Give the number of lines in the data that hold the word "Cortex", and nothing else.

Records that describe figures:
____
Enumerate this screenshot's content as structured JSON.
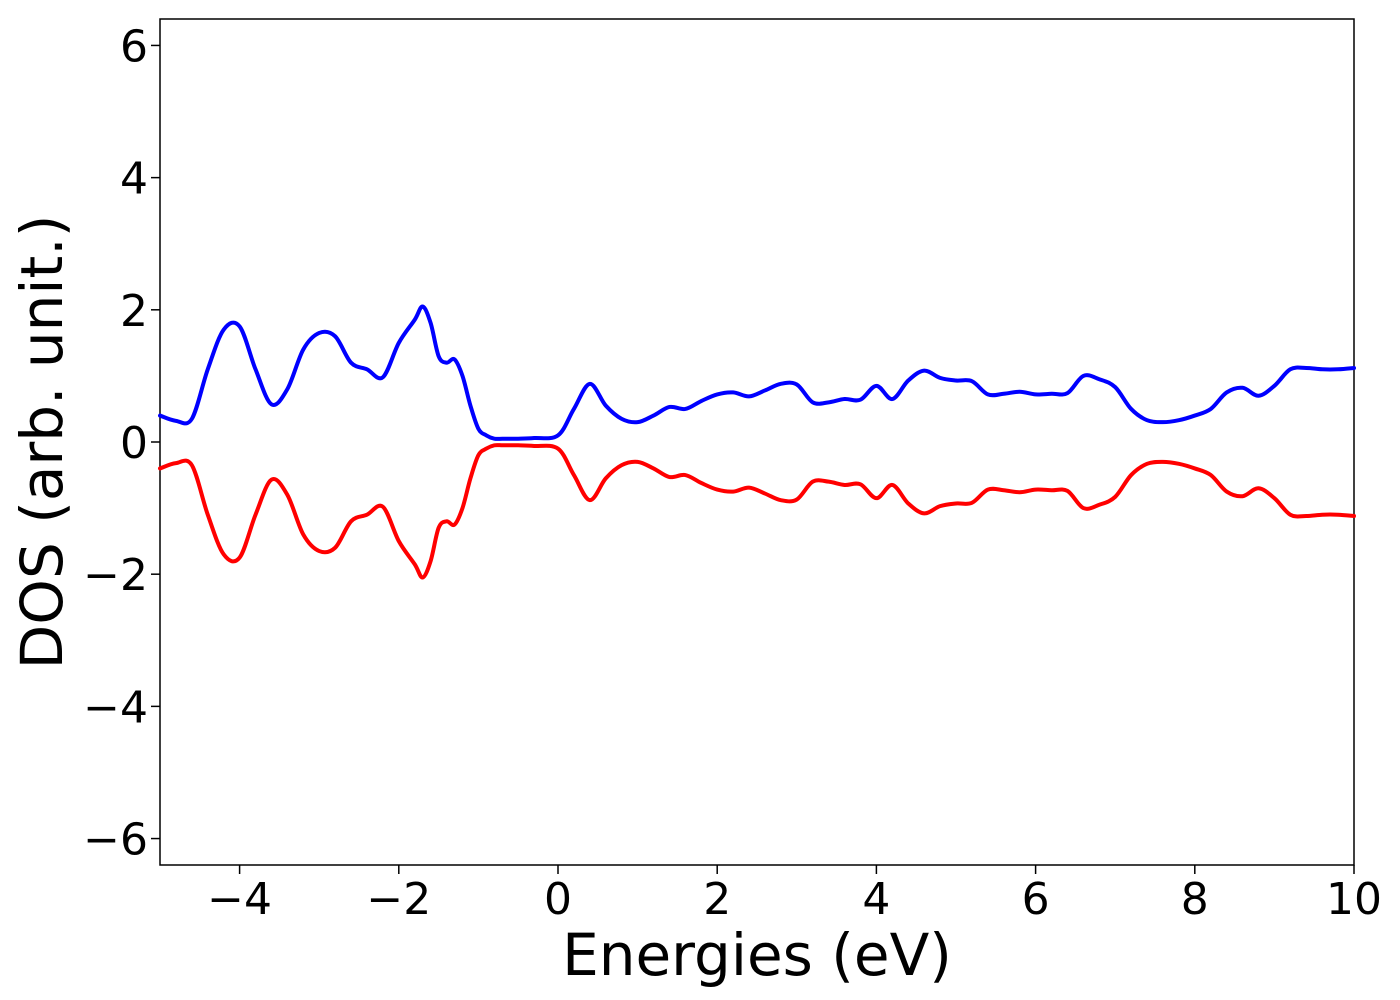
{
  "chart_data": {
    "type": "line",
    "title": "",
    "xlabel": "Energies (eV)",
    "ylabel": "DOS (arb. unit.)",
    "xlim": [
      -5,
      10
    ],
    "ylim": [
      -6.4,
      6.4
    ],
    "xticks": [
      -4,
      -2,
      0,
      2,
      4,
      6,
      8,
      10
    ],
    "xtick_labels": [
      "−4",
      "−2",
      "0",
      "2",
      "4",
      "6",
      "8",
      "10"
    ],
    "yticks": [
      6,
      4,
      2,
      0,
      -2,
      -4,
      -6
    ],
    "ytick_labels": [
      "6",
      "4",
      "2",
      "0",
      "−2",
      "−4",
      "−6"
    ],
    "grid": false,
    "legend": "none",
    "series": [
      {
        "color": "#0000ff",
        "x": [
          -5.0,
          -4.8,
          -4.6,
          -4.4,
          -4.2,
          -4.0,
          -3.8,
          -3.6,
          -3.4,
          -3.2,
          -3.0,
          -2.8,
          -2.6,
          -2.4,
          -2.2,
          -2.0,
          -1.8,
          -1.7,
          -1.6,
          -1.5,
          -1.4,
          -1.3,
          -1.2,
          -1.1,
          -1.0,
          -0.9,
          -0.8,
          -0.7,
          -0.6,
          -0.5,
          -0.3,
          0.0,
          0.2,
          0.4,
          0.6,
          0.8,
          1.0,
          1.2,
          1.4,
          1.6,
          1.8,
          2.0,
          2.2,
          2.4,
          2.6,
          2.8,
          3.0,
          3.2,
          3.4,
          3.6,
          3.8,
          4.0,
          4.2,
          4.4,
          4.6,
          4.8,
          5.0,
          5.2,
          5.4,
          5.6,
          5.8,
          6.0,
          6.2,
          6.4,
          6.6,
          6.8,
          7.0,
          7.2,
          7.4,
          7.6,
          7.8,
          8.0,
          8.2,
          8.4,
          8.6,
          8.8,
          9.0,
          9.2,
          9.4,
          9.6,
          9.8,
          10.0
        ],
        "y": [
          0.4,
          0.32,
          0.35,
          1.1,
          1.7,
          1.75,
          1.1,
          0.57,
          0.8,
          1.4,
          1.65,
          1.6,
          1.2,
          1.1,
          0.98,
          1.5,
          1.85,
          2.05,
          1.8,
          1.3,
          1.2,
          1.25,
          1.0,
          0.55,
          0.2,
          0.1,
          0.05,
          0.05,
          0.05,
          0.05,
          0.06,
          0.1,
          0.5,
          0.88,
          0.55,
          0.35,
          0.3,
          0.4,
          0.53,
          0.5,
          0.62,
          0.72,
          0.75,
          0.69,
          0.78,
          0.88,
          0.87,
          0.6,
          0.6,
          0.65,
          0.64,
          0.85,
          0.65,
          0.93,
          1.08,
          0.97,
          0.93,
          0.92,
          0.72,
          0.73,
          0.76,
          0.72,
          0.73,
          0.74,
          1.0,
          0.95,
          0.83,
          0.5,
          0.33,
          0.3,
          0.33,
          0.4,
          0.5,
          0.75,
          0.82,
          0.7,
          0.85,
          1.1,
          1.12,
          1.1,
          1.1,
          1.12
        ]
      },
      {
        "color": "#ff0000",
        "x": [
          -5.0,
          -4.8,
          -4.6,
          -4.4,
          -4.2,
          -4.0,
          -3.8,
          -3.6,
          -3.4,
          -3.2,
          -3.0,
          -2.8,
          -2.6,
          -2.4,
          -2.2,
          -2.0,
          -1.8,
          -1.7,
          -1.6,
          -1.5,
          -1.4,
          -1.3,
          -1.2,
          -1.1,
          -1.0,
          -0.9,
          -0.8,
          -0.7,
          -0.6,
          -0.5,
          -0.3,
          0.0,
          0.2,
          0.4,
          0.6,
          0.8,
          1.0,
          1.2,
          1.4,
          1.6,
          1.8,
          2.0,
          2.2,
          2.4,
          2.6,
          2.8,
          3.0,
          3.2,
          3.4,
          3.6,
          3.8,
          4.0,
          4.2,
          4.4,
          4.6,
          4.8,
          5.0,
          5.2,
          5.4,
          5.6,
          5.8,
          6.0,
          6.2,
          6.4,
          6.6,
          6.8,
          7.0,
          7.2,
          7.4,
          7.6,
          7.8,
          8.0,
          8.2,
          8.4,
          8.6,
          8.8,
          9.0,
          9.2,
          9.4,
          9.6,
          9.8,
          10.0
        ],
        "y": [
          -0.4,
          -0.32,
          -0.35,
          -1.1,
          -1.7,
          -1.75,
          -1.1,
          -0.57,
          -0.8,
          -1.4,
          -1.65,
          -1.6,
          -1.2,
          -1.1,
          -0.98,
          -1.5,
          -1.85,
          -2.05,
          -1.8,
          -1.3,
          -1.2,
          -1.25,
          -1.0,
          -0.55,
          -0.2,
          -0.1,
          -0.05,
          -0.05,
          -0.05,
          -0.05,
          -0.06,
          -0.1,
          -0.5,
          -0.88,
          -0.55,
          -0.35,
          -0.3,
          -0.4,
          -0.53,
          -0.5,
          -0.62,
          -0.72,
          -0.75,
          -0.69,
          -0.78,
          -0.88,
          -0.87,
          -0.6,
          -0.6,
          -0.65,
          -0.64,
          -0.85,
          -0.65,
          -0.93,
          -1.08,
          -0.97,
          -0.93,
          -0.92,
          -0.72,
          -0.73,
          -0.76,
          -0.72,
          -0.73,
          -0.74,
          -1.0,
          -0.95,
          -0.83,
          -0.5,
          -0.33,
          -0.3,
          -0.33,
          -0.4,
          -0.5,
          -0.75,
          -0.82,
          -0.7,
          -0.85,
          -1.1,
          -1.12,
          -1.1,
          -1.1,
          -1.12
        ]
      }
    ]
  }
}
____
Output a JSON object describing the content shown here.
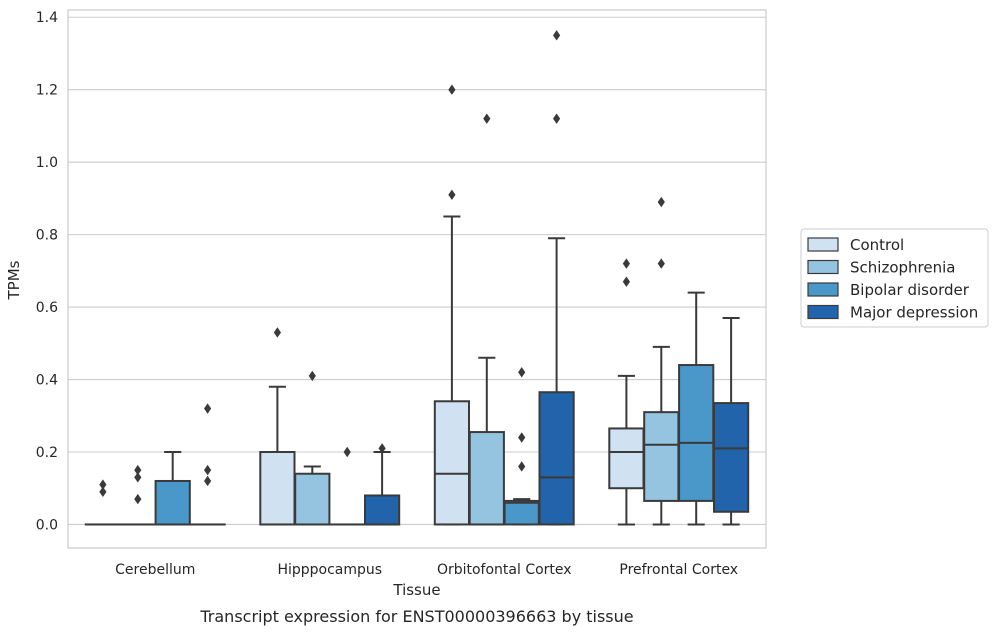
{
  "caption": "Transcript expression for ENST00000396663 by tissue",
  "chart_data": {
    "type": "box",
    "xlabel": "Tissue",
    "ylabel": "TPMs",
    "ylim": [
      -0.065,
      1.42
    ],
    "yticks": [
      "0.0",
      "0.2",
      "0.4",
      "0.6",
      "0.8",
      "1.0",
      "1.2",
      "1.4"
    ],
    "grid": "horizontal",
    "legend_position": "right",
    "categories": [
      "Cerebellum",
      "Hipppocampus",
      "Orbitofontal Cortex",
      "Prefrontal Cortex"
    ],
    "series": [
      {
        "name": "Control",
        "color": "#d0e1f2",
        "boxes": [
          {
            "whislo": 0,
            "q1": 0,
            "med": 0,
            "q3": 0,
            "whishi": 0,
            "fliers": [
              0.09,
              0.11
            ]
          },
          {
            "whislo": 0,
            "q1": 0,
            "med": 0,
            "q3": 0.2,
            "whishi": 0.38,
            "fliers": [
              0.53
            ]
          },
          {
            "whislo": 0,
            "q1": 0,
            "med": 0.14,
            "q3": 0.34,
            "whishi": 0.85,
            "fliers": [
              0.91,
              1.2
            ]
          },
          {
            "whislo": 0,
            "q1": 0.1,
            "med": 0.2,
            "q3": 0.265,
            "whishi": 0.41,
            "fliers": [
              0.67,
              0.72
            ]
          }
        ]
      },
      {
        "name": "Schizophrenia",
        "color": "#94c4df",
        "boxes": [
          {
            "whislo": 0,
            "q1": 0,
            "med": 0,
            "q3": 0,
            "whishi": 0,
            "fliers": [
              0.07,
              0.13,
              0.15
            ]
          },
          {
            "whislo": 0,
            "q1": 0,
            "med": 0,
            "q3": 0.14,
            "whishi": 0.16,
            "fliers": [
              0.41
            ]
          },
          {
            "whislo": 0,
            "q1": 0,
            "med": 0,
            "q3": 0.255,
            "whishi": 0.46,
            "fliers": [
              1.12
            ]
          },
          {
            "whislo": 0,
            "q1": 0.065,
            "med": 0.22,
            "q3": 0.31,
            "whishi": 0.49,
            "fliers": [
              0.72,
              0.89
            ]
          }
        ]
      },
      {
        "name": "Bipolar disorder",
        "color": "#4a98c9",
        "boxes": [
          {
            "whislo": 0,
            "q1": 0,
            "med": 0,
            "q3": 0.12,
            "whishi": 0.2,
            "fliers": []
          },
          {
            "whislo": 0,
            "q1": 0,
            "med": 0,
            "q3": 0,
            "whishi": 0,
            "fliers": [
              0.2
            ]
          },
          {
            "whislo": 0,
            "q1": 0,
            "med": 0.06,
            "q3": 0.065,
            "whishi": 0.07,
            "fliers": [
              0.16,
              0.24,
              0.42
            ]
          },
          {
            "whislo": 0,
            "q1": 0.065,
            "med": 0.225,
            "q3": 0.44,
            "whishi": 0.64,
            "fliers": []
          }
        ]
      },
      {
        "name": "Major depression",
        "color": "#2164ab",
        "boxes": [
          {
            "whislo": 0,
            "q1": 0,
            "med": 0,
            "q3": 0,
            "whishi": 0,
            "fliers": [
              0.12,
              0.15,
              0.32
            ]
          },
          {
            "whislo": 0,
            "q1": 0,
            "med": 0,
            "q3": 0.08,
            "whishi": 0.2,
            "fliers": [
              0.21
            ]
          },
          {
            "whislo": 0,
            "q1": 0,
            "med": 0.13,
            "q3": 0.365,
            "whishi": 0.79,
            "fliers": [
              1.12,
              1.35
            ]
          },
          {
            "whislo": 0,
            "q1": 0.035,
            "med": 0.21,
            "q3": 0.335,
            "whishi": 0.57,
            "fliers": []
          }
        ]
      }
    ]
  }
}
____
## Exercise result
2